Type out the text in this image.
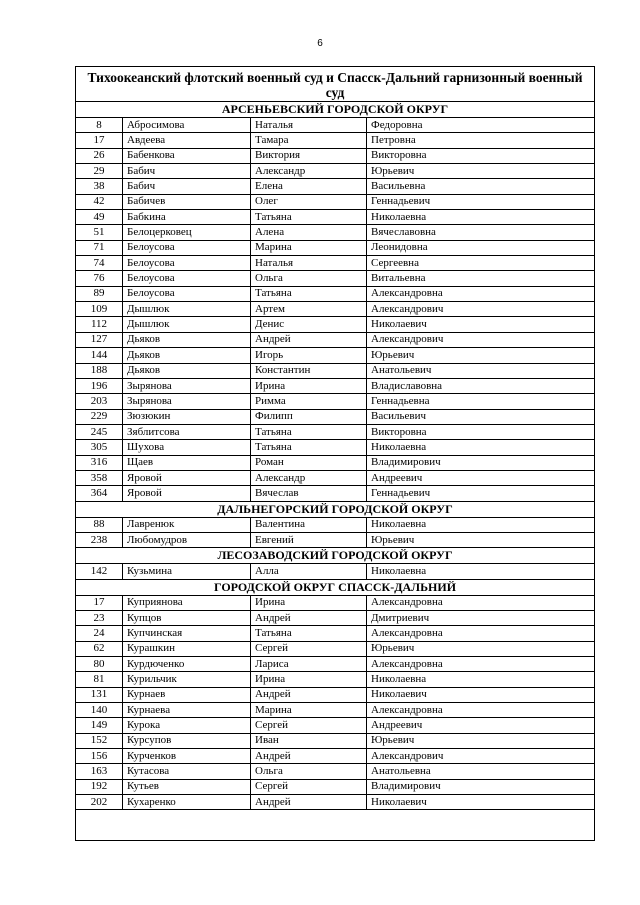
6
Тихоокеанский флотский военный суд и Спасск-Дальний гарнизонный военный суд			
АРСЕНЬЕВСКИЙ ГОРОДСКОЙ ОКРУГ			
8	Абросимова	Наталья	Федоровна
17	Авдеева	Тамара	Петровна
26	Бабенкова	Виктория	Викторовна
29	Бабич	Александр	Юрьевич
38	Бабич	Елена	Васильевна
42	Бабичев	Олег	Геннадьевич
49	Бабкина	Татьяна	Николаевна
51	Белоцерковец	Алена	Вячеславовна
71	Белоусова	Марина	Леонидовна
74	Белоусова	Наталья	Сергеевна
76	Белоусова	Ольга	Витальевна
89	Белоусова	Татьяна	Александровна
109	Дышлюк	Артем	Александрович
112	Дышлюк	Денис	Николаевич
127	Дьяков	Андрей	Александрович
144	Дьяков	Игорь	Юрьевич
188	Дьяков	Константин	Анатольевич
196	Зырянова	Ирина	Владиславовна
203	Зырянова	Римма	Геннадьевна
229	Зюзюкин	Филипп	Васильевич
245	Зяблитсова	Татьяна	Викторовна
305	Шухова	Татьяна	Николаевна
316	Щаев	Роман	Владимирович
358	Яровой	Александр	Андреевич
364	Яровой	Вячеслав	Геннадьевич
ДАЛЬНЕГОРСКИЙ ГОРОДСКОЙ ОКРУГ			
88	Лавренюк	Валентина	Николаевна
238	Любомудров	Евгений	Юрьевич
ЛЕСОЗАВОДСКИЙ ГОРОДСКОЙ ОКРУГ			
142	Кузьмина	Алла	Николаевна
ГОРОДСКОЙ ОКРУГ СПАССК-ДАЛЬНИЙ			
17	Куприянова	Ирина	Александровна
23	Купцов	Андрей	Дмитриевич
24	Купчинская	Татьяна	Александровна
62	Курашкин	Сергей	Юрьевич
80	Курдюченко	Лариса	Александровна
81	Курильчик	Ирина	Николаевна
131	Курнаев	Андрей	Николаевич
140	Курнаева	Марина	Александровна
149	Курока	Сергей	Андреевич
152	Курсупов	Иван	Юрьевич
156	Курченков	Андрей	Александрович
163	Кутасова	Ольга	Анатольевна
192	Кутьев	Сергей	Владимирович
202	Кухаренко	Андрей	Николаевич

───

§ Short exercise: From the records above, work out how many lines contain the string "Андреевич". Give only the number.

§ Exercise output: 2